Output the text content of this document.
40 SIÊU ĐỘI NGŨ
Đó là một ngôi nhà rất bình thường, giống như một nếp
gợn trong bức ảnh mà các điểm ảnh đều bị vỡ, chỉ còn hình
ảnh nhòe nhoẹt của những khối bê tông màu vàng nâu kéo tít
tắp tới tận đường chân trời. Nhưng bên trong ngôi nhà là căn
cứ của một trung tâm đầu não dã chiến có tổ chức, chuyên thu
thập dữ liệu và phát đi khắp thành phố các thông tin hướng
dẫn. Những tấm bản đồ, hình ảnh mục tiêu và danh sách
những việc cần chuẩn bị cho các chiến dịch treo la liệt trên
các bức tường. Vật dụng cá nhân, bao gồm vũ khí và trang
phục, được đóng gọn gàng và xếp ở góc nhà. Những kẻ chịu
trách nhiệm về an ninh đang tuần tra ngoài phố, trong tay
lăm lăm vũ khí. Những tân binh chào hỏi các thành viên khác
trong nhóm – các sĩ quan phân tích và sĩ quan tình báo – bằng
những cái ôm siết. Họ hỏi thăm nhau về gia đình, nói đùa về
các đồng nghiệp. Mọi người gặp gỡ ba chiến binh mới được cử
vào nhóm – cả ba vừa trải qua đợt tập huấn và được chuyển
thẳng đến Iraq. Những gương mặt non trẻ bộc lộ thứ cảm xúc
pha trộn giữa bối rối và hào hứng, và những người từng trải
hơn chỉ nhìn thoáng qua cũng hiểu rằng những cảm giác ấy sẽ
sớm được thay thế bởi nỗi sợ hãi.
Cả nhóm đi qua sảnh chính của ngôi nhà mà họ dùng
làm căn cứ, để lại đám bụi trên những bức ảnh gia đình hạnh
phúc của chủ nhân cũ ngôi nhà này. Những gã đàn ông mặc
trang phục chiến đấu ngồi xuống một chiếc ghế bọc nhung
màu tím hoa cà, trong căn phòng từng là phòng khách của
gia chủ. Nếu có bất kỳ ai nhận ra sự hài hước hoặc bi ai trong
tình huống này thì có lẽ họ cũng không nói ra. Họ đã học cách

__________________________________________________

- [TO DO]:
In the listing above, find the lines holding the word "đình" and copy them.

- [THE SOLUTION]:
những cái ôm siết. Họ hỏi thăm nhau về gia đình, nói đùa về
làm căn cứ, để lại đám bụi trên những bức ảnh gia đình hạnh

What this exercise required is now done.